Prolonga el fragmento sobre multas y órdenes de expulsión migratoria en Chile a partir de su última oración.

■ **Fragmento del documento**
□ □ □

La jurisprudencia ha sido consistente en señalar que la falta de presentación de descargos, pese a existir notificación válida, debilita significativamente cualquier defensa posterior. En estos casos, la Corte Suprema de Chile ha confirmado la legalidad de las medidas de expulsión, entendiendo que el procedimiento respetó las garantías mínimas.
Una vez analizados los antecedentes, la autoridad dicta una resolución que puede consistir en una multa, una orden de expulsión o ambas. Es fundamental entender que la multa no regulariza la situación migratoria. Su pago constituye el cumplimiento de una sanción, y si bien puede ser requisito para ciertos trámites o un elemento valorado positivamente, no equivale a la residencia.
El procedimiento debe ajustarse estrictamente al debido proceso. Deficiencias como la falta de notificación efectiva, la ausencia de una ponderación real de los antecedentes o la imposibilidad de ejercer defensa pueden constituir vicios de ilegalidad que habilitan su impugnación ante tribunales, ya sea mediante recursos administrativos o acciones constitucionales como el amparo.
¿Por qué una Regularización a Tiempo Cambia el Resultado?
La normativa y el procedimiento nos permiten concluir que el principal riesgo no es la multa en sí, sino la permanencia en situación irregular sin una estrategia jurídica adecuada.
En la práctica, muchas órdenes de expulsión se sostienen, no porque no existan argumentos favorables, sino porque estos no fueron presentados oportunamente o no fueron acreditados conforme al estándar exigido.

□ □ □

■ **Material proporcionado**
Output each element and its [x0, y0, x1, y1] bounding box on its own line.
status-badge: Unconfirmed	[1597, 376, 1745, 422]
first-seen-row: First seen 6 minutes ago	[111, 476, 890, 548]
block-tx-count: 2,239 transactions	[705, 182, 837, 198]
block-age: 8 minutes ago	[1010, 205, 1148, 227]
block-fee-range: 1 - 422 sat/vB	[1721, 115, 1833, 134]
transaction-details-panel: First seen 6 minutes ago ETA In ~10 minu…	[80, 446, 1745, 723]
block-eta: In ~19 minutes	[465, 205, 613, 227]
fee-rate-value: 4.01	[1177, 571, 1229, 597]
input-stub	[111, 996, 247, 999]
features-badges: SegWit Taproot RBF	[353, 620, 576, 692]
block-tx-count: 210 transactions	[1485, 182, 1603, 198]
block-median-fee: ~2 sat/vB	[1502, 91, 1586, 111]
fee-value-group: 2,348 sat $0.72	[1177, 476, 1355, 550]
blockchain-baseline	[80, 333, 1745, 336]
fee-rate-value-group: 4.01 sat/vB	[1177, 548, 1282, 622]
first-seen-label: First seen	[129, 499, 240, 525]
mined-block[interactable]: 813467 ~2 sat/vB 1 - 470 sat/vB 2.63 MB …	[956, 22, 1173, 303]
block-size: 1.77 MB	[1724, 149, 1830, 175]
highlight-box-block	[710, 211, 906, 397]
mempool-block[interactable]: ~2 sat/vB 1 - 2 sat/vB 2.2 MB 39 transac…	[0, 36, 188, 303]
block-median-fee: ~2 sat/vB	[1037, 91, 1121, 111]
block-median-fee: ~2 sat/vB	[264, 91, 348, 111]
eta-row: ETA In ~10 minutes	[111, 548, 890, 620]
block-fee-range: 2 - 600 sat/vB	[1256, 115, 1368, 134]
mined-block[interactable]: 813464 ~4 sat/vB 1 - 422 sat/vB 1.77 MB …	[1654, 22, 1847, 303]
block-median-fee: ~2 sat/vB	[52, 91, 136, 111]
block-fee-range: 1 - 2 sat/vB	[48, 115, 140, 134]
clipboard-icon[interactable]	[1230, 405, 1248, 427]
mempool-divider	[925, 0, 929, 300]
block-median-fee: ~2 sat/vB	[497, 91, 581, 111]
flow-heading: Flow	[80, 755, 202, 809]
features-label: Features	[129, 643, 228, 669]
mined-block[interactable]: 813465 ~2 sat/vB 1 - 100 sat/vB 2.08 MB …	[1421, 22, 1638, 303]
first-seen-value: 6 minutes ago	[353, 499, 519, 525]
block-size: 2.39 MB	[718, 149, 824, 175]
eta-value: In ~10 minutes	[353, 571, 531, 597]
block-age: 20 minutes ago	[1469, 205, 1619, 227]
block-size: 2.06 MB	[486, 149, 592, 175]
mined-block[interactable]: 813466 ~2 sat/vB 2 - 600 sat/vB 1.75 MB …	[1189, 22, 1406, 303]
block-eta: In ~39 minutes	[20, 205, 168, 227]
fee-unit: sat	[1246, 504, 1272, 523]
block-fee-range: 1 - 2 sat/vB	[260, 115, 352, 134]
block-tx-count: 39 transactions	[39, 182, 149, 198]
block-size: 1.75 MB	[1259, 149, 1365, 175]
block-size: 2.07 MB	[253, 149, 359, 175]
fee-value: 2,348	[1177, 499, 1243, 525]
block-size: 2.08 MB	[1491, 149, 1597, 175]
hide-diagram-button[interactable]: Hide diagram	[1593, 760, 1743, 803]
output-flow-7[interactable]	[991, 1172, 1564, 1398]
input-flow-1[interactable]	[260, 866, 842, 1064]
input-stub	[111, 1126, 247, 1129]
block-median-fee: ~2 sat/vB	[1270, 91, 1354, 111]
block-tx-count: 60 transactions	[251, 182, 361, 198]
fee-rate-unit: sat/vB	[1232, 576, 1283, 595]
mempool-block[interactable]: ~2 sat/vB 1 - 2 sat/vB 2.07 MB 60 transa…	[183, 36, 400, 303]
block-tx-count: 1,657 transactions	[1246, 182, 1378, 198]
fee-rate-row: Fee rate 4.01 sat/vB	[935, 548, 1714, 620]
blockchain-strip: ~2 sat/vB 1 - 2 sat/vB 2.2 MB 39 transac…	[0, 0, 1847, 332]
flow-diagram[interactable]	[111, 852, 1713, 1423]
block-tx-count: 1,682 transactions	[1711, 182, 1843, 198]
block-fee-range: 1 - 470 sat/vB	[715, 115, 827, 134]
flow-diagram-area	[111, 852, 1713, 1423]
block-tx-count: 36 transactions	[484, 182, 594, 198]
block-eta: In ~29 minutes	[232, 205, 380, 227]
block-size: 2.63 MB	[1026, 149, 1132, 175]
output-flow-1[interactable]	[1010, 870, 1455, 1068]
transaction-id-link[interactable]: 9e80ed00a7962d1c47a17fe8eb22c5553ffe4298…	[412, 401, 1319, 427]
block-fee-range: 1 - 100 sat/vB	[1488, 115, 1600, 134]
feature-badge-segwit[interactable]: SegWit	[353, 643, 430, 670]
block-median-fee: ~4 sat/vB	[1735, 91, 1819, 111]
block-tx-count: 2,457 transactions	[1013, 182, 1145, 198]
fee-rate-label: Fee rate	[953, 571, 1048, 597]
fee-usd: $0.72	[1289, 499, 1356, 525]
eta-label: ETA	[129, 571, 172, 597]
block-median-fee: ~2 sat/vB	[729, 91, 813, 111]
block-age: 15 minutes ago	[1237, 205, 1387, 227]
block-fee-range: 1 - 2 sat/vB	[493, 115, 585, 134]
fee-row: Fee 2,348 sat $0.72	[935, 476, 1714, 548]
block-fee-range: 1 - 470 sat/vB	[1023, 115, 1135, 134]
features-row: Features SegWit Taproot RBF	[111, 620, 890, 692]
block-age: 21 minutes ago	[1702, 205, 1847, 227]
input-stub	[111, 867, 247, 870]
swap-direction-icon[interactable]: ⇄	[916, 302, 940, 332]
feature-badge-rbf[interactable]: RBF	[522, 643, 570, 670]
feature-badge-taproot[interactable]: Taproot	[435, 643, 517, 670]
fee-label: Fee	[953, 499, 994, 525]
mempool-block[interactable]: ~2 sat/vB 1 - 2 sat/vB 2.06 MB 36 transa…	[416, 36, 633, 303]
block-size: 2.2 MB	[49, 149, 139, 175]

□ □ □

■ **Resultado del ejercicio**
La jurisprudencia ha aumentado el nivel de exigencia, especialmente en materia de arraigo familiar. No basta acreditar un vínculo formal; se requiere demostrar una relación efectiva, el cumplimiento de deberes familiares y, en caso de haber hijos, se debe considerar el interés superior del niño, reconocido en la Ley N° 21.430, al momento de decidir. Al mismo tiempo, la jurisprudencia ha desarrollado criterios que dan lugar a una defensa oportuna y eficaz. Entre ellos destaca la noción de ilegalidad sobreviniente, que permite reevaluar la expulsión de una persona cuando surgen nuevos hechos, como el nacimiento de un hijo o la consolidación de vínculos familiares posteriores a la resolución administrativa.
Otro factor importante es la consolidación del deber de ponderación como obligación imperativa. El incumplimiento de los requisitos del art. 129 puede dar lugar a la nulidad de la decisión por falta de motivación suficiente, lo que refuerza la importancia de presentar antecedentes sólidos desde la etapa administrativa.
Por otra parte, el contexto normativo actual, especialmente tras la reforma introducida por la Ley N° 21.655, ha restringido las vías de regularización improvisadas. Esto obliga a adoptar un enfoque estratégico desde el inicio, evaluando con precisión las alternativas disponibles y los riesgos asociados a cada decisión.
En este escenario, la regularización no es un trámite automático, sino un proceso que debe ser gestionado con criterio jurídico. Actuar a tiempo permite ejercer adecuadamente el derecho a defensa, ordenar los antecedentes y construir una vía real de permanencia en el país.
En AFyV, abordamos estos casos desde una perspectiva integral, combinando defensa administrativa, análisis estratégico y planificación de regularización. Nuestro objetivo no es sólo enfrentar una multa, sino evitar que una infracción derive en consecuencias irreversibles como la expulsión; porque en materia migratoria, la diferencia entre actuar tarde y actuar estratégicamente no es menor. El tiempo muchas veces define si una persona construye su vida en Chile, o se ve obligada a volver a su país de origen.